Sydney Pollack (1934-2008) era um homem dado a celebrar o amor. Nos 42 filmes que rodou, o diretor sempre achava um jeito de destacar o envolvimento amoroso de seus personagens, dando ênfase a tudo quanto pudesse haver de absurdo, de flagrantemente ilógico e mesmo de destrutivo no sentimento que define a natureza humana, que a diferencia de qualquer outra espécie, que a salva e que a condena. “Destinos Cruzados”, com sua aura entre o nonsense e o ingênuo, resume bem a obra de Pollack, que sabia como poucos extrair o que de melhor seus atores tinham a oferecer ao público em histórias repletas de um lirismo que parece apagar-se à medida que novas linguagens se estabelecem, mas que, outrossim, reinventam-se na hora certa.

Entradas de dados extraídas:
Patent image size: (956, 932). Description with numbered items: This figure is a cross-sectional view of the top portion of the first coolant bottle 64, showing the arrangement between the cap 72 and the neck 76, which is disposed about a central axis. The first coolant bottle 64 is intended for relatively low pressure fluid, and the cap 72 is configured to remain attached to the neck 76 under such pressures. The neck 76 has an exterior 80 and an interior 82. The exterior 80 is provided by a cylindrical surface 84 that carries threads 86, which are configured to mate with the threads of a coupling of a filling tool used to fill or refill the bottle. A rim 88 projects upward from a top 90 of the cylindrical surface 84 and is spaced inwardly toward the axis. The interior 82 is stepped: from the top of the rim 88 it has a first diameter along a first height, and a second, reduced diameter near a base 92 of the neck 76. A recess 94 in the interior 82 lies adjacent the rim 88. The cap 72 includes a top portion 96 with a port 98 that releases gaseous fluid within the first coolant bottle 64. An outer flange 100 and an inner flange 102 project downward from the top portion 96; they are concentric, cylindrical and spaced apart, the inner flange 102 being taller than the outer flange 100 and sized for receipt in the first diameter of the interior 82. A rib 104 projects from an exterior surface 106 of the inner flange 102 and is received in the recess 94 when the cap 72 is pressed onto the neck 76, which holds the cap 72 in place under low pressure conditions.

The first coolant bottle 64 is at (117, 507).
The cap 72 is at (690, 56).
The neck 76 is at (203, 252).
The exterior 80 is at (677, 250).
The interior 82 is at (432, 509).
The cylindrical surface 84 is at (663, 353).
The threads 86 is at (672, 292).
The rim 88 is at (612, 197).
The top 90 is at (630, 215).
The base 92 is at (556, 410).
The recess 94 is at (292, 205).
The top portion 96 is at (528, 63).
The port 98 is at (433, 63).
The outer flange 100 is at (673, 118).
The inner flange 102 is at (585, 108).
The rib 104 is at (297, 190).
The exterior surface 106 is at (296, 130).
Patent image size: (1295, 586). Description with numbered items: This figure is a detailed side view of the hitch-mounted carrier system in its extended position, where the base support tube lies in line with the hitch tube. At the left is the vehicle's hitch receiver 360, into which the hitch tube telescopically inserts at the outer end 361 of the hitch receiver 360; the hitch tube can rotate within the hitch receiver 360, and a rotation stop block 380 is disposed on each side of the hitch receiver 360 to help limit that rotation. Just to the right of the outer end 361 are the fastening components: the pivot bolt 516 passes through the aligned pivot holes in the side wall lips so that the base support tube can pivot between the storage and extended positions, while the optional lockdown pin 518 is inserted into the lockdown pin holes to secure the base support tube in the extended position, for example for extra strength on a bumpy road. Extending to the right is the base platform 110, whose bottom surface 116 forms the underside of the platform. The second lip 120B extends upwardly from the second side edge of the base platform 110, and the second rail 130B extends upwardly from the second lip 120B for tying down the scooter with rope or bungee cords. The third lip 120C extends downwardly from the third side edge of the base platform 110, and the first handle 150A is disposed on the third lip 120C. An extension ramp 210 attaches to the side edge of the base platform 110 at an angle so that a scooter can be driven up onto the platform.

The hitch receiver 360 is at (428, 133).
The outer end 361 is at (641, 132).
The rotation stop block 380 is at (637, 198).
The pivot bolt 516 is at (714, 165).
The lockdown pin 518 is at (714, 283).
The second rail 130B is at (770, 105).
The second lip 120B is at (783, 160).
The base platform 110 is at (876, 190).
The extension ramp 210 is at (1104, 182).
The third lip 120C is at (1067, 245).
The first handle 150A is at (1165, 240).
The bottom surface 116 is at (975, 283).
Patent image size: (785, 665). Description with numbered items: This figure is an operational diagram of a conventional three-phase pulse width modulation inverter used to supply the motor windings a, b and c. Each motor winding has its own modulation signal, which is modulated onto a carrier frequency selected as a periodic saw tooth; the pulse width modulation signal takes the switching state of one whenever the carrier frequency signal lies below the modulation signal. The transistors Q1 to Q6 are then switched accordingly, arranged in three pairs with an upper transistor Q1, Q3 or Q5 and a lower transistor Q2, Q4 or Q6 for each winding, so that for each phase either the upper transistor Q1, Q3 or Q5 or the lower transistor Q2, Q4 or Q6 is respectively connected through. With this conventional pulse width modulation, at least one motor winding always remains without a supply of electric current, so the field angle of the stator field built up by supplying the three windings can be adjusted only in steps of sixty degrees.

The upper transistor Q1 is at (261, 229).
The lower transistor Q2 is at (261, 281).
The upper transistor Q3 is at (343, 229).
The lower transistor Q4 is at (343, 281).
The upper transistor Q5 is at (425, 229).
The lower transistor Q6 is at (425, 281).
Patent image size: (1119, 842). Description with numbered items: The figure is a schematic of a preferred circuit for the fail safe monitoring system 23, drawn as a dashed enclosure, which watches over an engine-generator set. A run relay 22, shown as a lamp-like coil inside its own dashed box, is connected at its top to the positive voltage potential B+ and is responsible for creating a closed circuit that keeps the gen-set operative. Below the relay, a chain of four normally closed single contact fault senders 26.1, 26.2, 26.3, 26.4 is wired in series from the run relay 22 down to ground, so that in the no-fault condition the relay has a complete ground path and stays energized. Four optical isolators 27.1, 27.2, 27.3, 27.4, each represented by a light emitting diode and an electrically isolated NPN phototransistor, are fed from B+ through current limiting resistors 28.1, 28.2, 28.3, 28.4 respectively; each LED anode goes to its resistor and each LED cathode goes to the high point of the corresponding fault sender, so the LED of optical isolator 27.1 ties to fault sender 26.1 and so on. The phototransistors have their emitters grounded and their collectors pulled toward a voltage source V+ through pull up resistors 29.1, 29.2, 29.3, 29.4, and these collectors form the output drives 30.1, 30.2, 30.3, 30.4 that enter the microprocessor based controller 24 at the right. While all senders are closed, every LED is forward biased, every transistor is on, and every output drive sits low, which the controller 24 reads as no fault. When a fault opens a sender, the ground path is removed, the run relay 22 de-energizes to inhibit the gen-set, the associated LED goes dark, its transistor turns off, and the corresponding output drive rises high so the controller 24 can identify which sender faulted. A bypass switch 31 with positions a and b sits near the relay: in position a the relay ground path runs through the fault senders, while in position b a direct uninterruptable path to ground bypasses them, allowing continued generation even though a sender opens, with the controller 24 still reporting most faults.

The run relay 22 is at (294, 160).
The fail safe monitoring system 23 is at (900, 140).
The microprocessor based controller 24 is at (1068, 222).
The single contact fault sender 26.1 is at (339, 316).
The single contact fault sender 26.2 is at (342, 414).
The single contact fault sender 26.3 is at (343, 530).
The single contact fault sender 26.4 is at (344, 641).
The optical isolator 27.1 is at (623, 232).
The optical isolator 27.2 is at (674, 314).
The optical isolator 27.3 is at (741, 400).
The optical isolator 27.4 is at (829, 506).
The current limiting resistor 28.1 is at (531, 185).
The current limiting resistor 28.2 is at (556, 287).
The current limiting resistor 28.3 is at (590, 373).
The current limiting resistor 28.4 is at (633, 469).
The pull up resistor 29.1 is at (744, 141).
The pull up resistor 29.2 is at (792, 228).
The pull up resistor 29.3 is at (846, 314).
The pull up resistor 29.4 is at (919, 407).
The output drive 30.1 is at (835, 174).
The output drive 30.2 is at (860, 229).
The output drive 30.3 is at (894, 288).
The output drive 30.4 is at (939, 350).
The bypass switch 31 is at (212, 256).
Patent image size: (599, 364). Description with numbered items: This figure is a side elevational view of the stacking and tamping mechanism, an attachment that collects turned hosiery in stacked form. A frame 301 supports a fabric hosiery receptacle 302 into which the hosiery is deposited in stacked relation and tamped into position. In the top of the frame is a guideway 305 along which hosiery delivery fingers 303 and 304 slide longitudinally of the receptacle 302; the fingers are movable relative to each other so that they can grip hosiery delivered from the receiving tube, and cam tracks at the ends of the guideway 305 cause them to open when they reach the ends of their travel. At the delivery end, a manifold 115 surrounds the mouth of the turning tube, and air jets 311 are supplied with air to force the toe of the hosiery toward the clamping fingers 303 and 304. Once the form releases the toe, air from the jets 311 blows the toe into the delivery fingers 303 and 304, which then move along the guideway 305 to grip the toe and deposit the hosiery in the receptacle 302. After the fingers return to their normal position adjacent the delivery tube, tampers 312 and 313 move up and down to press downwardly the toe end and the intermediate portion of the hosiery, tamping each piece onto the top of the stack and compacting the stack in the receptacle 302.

* **Exercício proposto**: Transcreva na íntegra o texto sobre Sydney Pollack, sem alterar nenhuma palavra. Os registros não têm relação com o texto.

* **Tarefa concluída**:
Sydney Pollack (1934-2008) era um homem dado a celebrar o amor. Nos 42 filmes que rodou, o diretor sempre achava um jeito de destacar o envolvimento amoroso de seus personagens, dando ênfase a tudo quanto pudesse haver de absurdo, de flagrantemente ilógico e mesmo de destrutivo no sentimento que define a natureza humana, que a diferencia de qualquer outra espécie, que a salva e que a condena. “Destinos Cruzados”, com sua aura entre o nonsense e o ingênuo, resume bem a obra de Pollack, que sabia como poucos extrair o que de melhor seus atores tinham a oferecer ao público em histórias repletas de um lirismo que parece apagar-se à medida que novas linguagens se estabelecem, mas que, outrossim, reinventam-se na hora certa.